======== Dataset
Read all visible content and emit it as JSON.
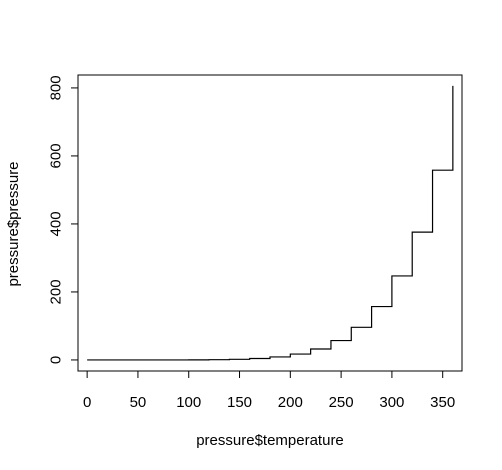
{
  "chart_data": {
    "type": "line",
    "step": "s",
    "title": "",
    "xlabel": "pressure$temperature",
    "ylabel": "pressure$pressure",
    "xlim": [
      -9,
      369
    ],
    "ylim": [
      -32.5,
      838
    ],
    "xticks": [
      0,
      50,
      100,
      150,
      200,
      250,
      300,
      350
    ],
    "yticks": [
      0,
      200,
      400,
      600,
      800
    ],
    "grid": false,
    "legend": "none",
    "series": [
      {
        "x": [
          0,
          20,
          40,
          60,
          80,
          100,
          120,
          140,
          160,
          180,
          200,
          220,
          240,
          260,
          280,
          300,
          320,
          340,
          360
        ],
        "y": [
          0.0002,
          0.0012,
          0.006,
          0.03,
          0.09,
          0.27,
          0.75,
          1.85,
          4.2,
          8.8,
          17.3,
          32.1,
          57,
          96,
          157,
          247,
          376,
          558,
          806
        ]
      }
    ],
    "colors": {
      "line": "#000000",
      "axis": "#000000",
      "background": "#ffffff"
    }
  }
}
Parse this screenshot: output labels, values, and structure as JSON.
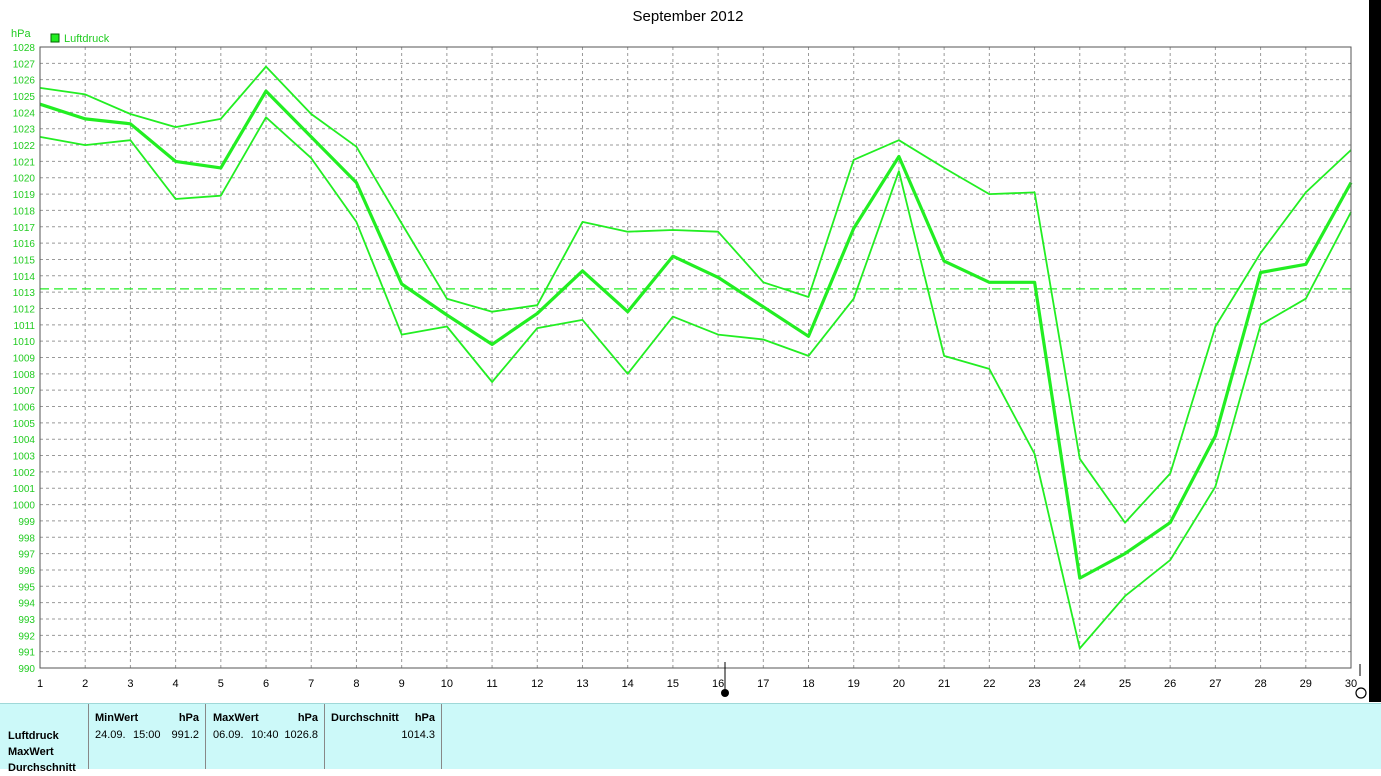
================
Aim of the task: Pick out the lines that contain "JSON" and copy them.

Solution for this problem:
Read all visible content and emit it as JSON.
Parse this screenshot: output labels, values, and structure as JSON.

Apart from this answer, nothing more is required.